INFORMATION SUPPLIED ▸
START
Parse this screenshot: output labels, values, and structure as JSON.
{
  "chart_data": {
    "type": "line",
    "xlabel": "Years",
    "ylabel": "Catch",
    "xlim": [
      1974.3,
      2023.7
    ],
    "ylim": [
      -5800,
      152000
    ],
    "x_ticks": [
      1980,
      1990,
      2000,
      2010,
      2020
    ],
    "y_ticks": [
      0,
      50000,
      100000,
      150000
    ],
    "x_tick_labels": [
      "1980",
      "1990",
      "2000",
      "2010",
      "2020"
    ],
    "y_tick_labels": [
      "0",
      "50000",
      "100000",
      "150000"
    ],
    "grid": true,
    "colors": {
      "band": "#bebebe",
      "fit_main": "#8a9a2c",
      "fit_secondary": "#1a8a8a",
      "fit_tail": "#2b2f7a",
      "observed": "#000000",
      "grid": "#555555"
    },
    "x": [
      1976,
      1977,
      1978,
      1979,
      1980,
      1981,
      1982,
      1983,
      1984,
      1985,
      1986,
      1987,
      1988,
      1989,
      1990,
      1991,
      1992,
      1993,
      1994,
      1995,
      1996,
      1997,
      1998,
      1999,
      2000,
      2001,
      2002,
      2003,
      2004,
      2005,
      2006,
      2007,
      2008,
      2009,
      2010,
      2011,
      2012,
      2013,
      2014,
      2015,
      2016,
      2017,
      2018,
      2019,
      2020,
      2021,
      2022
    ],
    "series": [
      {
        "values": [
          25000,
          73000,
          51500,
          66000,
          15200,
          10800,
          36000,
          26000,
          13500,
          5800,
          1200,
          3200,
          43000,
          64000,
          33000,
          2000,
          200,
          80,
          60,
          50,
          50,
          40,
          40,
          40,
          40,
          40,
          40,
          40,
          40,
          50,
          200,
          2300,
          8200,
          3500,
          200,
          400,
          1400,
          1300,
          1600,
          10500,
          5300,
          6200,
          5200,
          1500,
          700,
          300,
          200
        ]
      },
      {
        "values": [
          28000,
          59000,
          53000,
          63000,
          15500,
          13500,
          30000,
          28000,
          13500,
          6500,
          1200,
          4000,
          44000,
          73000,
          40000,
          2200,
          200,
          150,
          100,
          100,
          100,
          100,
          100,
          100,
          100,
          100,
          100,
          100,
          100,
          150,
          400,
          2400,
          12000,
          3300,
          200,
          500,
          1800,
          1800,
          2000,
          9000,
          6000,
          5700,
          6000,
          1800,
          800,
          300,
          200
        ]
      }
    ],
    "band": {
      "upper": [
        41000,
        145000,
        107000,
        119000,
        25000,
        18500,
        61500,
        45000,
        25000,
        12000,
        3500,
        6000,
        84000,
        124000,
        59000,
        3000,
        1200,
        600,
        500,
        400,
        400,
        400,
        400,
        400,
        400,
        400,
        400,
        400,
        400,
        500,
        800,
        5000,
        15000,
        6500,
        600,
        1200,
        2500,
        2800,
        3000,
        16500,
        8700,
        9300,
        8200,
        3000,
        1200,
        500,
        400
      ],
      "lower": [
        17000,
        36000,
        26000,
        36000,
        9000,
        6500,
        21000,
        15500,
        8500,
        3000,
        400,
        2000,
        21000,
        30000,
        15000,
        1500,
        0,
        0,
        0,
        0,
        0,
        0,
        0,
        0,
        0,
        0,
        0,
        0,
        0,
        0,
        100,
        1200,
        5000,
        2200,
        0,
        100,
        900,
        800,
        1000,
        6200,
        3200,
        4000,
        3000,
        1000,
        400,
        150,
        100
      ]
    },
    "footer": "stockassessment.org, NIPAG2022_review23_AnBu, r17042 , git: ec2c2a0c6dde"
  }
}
END
TASK STATEMENT ▸
Repeat every entry exactly as written above.

THE SOLUTION ▸
Parse this screenshot: output labels, values, and structure as JSON.
{
  "chart_data": {
    "type": "line",
    "xlabel": "Years",
    "ylabel": "Catch",
    "xlim": [
      1974.3,
      2023.7
    ],
    "ylim": [
      -5800,
      152000
    ],
    "x_ticks": [
      1980,
      1990,
      2000,
      2010,
      2020
    ],
    "y_ticks": [
      0,
      50000,
      100000,
      150000
    ],
    "x_tick_labels": [
      "1980",
      "1990",
      "2000",
      "2010",
      "2020"
    ],
    "y_tick_labels": [
      "0",
      "50000",
      "100000",
      "150000"
    ],
    "grid": true,
    "colors": {
      "band": "#bebebe",
      "fit_main": "#8a9a2c",
      "fit_secondary": "#1a8a8a",
      "fit_tail": "#2b2f7a",
      "observed": "#000000",
      "grid": "#555555"
    },
    "x": [
      1976,
      1977,
      1978,
      1979,
      1980,
      1981,
      1982,
      1983,
      1984,
      1985,
      1986,
      1987,
      1988,
      1989,
      1990,
      1991,
      1992,
      1993,
      1994,
      1995,
      1996,
      1997,
      1998,
      1999,
      2000,
      2001,
      2002,
      2003,
      2004,
      2005,
      2006,
      2007,
      2008,
      2009,
      2010,
      2011,
      2012,
      2013,
      2014,
      2015,
      2016,
      2017,
      2018,
      2019,
      2020,
      2021,
      2022
    ],
    "series": [
      {
        "values": [
          25000,
          73000,
          51500,
          66000,
          15200,
          10800,
          36000,
          26000,
          13500,
          5800,
          1200,
          3200,
          43000,
          64000,
          33000,
          2000,
          200,
          80,
          60,
          50,
          50,
          40,
          40,
          40,
          40,
          40,
          40,
          40,
          40,
          50,
          200,
          2300,
          8200,
          3500,
          200,
          400,
          1400,
          1300,
          1600,
          10500,
          5300,
          6200,
          5200,
          1500,
          700,
          300,
          200
        ]
      },
      {
        "values": [
          28000,
          59000,
          53000,
          63000,
          15500,
          13500,
          30000,
          28000,
          13500,
          6500,
          1200,
          4000,
          44000,
          73000,
          40000,
          2200,
          200,
          150,
          100,
          100,
          100,
          100,
          100,
          100,
          100,
          100,
          100,
          100,
          100,
          150,
          400,
          2400,
          12000,
          3300,
          200,
          500,
          1800,
          1800,
          2000,
          9000,
          6000,
          5700,
          6000,
          1800,
          800,
          300,
          200
        ]
      }
    ],
    "band": {
      "upper": [
        41000,
        145000,
        107000,
        119000,
        25000,
        18500,
        61500,
        45000,
        25000,
        12000,
        3500,
        6000,
        84000,
        124000,
        59000,
        3000,
        1200,
        600,
        500,
        400,
        400,
        400,
        400,
        400,
        400,
        400,
        400,
        400,
        400,
        500,
        800,
        5000,
        15000,
        6500,
        600,
        1200,
        2500,
        2800,
        3000,
        16500,
        8700,
        9300,
        8200,
        3000,
        1200,
        500,
        400
      ],
      "lower": [
        17000,
        36000,
        26000,
        36000,
        9000,
        6500,
        21000,
        15500,
        8500,
        3000,
        400,
        2000,
        21000,
        30000,
        15000,
        1500,
        0,
        0,
        0,
        0,
        0,
        0,
        0,
        0,
        0,
        0,
        0,
        0,
        0,
        0,
        100,
        1200,
        5000,
        2200,
        0,
        100,
        900,
        800,
        1000,
        6200,
        3200,
        4000,
        3000,
        1000,
        400,
        150,
        100
      ]
    },
    "footer": "stockassessment.org, NIPAG2022_review23_AnBu, r17042 , git: ec2c2a0c6dde"
  }
}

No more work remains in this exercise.